**DIRECTIVE A**
In the Frankenstein excerpt, how does Leonard Woolf argue the novel should be considered instead of as SF?

**EXCERPT**
In his edition of Frankenstein, Leonard Woolf argues that the novel should not be considered as SF, but rather as ‘psychological allegory’. [16]This is like arguing that Red Dust is not SF because it is about terraforming. There is no reason why both books should not support both functions. The strength of SF is that it is not a pure stream.

David Ketterer, who has written perceptively about Mary Shelley’s novel, [17]agrees with Woolf, while saying that the concerns of Frankenstein might more broadly be described as ‘philosophical, alchemical, and transcendental, than psychological or scientific’. Ketterer also argues that Frankenstein cannot be described as SF. [18]

Arguments against Frankenstein being SF at all rest on very uncertain ground. Not only is there Mary Shelley’s own intention, as expressed in her Introduction, but her sub-title points to where she believes its centre to lie; she is bringing up-to-date the myth of Prometheus. Her fire comes down from heaven. It was an inspiration—and one that Universal Studios would later make much of—to utilize the newly captive electricity as that promethean fire. Later generations of writers, with neither more nor less regard for scientific accuracy, would use ‘the power of the atom’ with which to energize their perceptions of change. Nowadays, telepathic superpowers get by under the name of SF and cyberpunk passes for prophesy.

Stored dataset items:
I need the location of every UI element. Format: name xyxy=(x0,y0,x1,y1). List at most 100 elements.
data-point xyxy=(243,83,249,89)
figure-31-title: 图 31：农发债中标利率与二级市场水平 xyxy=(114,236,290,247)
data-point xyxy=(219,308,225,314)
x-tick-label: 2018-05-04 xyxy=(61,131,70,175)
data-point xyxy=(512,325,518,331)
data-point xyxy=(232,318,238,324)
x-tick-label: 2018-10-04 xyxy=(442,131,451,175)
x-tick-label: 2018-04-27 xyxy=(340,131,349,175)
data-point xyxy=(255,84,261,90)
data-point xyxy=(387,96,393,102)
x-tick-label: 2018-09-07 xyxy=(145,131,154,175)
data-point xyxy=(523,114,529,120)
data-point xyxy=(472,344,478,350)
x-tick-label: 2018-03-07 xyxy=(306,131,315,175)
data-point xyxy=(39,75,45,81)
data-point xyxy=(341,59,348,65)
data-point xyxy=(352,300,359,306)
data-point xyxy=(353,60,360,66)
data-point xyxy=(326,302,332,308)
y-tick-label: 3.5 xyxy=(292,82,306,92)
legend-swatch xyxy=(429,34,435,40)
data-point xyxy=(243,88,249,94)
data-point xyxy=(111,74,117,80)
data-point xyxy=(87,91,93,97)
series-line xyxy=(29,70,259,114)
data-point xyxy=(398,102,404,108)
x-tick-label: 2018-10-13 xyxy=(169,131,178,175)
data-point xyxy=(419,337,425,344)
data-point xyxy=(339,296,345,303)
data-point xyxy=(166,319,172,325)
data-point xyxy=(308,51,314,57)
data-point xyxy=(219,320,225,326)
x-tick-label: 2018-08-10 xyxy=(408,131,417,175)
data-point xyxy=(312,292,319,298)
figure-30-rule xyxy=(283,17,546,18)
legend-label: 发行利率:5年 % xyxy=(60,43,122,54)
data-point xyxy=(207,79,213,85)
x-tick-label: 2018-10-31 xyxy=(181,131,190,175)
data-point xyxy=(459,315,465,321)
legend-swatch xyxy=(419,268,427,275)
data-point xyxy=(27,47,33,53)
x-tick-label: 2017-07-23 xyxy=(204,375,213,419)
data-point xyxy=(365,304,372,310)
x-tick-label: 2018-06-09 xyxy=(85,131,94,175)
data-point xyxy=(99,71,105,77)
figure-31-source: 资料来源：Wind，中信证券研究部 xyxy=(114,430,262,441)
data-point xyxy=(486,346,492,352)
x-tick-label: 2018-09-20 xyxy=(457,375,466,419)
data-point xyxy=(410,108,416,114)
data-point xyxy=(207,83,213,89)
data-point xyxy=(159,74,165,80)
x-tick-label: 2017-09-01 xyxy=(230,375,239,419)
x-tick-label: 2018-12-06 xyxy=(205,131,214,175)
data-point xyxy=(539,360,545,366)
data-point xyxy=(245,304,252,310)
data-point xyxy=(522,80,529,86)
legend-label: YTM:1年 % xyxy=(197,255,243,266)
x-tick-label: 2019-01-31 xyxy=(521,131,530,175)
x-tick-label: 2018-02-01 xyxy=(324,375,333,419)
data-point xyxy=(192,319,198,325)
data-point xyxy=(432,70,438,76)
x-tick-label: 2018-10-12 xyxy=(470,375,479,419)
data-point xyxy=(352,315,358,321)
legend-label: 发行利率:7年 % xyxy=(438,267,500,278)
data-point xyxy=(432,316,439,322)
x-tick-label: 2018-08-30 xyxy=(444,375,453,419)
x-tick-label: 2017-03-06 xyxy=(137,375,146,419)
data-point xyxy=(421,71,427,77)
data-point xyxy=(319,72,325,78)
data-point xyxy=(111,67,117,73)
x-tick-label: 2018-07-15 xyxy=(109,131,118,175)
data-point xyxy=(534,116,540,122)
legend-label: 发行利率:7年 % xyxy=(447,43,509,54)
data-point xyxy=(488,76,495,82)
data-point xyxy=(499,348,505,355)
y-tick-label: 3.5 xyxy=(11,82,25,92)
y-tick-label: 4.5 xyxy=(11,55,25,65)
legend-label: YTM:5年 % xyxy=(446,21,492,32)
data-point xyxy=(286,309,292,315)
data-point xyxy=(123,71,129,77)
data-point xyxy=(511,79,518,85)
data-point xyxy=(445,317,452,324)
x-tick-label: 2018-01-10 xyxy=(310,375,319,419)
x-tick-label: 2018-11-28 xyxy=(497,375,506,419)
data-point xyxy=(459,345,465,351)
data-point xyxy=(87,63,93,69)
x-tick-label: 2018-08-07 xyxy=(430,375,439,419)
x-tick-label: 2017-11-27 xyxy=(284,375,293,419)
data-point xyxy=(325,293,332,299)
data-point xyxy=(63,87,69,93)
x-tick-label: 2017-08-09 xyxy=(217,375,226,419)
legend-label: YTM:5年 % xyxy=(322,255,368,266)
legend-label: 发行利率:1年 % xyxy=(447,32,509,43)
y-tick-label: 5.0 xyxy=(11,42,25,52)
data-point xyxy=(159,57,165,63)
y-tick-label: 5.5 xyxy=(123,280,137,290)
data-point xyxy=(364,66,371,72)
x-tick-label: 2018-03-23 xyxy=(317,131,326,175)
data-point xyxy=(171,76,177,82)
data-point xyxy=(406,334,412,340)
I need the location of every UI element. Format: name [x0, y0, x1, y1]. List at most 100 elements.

...

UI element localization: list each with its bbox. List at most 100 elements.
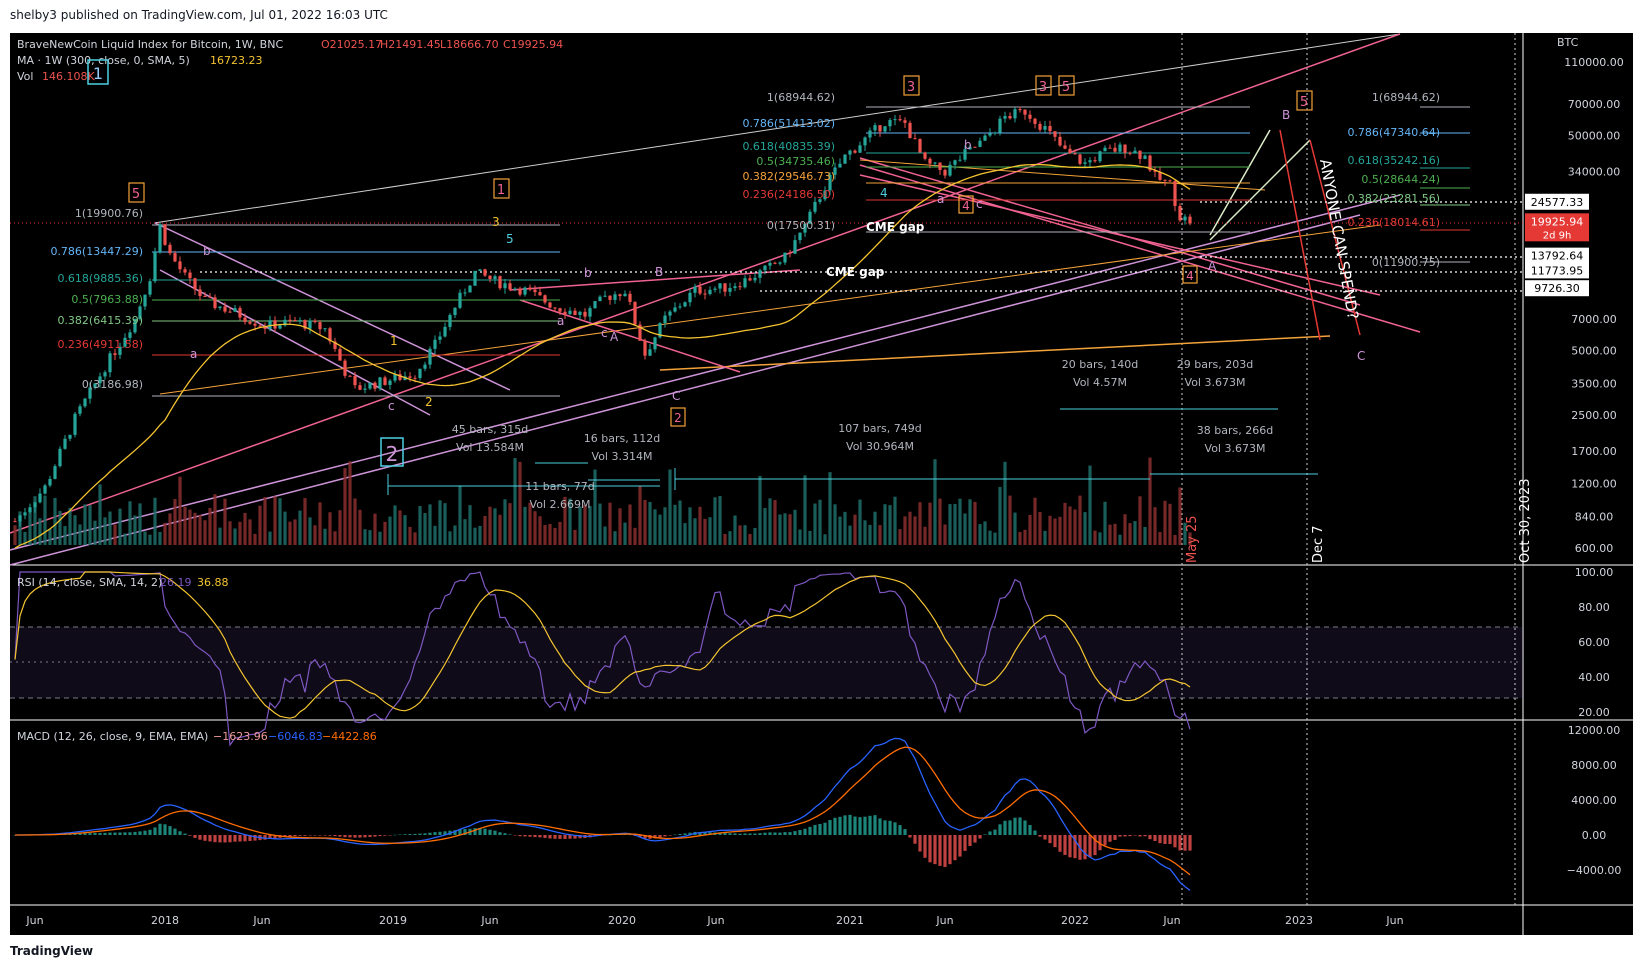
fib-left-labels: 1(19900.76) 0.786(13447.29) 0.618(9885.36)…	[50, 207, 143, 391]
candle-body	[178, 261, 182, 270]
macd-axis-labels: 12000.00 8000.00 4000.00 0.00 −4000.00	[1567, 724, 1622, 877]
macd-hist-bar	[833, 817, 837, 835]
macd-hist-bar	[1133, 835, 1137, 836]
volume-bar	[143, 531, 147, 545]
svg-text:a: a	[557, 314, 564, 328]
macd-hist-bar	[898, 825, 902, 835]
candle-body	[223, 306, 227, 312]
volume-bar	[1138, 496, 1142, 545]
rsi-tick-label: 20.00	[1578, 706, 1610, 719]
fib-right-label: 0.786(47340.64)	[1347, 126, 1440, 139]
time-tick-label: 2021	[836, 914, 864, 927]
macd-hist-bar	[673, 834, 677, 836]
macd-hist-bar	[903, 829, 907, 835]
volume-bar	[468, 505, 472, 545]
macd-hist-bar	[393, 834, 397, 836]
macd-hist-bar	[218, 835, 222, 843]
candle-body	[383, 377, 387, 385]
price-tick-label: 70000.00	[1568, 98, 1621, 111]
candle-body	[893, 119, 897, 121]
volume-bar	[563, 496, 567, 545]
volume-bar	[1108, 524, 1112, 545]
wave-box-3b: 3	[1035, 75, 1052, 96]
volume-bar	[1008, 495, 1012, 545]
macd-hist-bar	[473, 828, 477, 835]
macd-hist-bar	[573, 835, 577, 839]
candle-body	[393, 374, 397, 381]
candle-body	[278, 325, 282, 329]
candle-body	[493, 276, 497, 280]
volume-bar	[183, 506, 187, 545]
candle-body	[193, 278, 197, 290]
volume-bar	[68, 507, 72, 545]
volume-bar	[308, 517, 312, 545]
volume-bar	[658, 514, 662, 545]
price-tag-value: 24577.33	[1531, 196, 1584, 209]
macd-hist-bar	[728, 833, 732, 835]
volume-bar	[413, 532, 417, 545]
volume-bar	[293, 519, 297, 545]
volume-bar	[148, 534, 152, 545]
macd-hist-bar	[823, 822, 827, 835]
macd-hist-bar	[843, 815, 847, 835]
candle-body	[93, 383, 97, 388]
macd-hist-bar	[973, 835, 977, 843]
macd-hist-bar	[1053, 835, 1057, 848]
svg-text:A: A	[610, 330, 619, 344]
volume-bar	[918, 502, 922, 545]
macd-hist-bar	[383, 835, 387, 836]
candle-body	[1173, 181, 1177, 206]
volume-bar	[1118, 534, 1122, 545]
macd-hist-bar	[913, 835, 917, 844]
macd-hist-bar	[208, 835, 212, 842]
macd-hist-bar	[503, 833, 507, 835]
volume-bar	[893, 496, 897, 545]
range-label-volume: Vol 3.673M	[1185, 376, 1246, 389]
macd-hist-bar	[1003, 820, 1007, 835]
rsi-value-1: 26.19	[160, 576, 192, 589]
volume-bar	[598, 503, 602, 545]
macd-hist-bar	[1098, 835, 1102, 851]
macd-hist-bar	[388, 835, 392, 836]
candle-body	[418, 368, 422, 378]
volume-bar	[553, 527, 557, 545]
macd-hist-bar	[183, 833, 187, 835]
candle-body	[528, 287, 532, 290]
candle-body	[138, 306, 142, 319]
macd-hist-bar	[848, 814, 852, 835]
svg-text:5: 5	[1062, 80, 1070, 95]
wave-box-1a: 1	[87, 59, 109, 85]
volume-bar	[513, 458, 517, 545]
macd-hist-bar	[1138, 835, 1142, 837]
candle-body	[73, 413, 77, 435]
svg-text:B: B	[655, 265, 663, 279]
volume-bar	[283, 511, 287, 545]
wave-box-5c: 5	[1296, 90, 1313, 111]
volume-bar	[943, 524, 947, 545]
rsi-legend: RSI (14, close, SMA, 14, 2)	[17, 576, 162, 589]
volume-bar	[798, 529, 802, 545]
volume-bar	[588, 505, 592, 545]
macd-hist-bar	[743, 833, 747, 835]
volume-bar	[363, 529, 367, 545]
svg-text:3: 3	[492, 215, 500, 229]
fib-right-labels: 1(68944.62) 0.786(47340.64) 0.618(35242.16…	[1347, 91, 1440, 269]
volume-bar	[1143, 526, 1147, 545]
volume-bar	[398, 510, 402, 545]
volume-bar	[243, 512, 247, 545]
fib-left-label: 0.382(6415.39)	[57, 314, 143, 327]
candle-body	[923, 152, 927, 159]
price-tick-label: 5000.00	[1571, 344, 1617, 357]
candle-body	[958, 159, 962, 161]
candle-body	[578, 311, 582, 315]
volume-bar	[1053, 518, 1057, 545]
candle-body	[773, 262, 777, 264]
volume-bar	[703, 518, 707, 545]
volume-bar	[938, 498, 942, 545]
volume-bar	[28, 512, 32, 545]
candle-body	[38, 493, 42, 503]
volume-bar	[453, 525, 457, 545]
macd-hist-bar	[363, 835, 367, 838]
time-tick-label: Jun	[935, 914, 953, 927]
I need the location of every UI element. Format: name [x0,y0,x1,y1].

**DIRECTIVE B**
Turn the listing lines between the one holding "xyxy=(x0,y0,x1,y1). List at most 100 elements." and the one holding "x-tick-label: 2018-05-04 xyxy=(61,131,70,175)", inclusive, into a numbered list, leaving out any blank lines.

**RESULT A**
As 'psychological allegory'.

**RESULT B**
1. I need the location of every UI element. Format: name xyxy=(x0,y0,x1,y1). List at most 100 elements.
2. data-point xyxy=(243,83,249,89)
3. figure-31-title: 图 31：农发债中标利率与二级市场水平 xyxy=(114,236,290,247)
4. data-point xyxy=(219,308,225,314)
5. x-tick-label: 2018-05-04 xyxy=(61,131,70,175)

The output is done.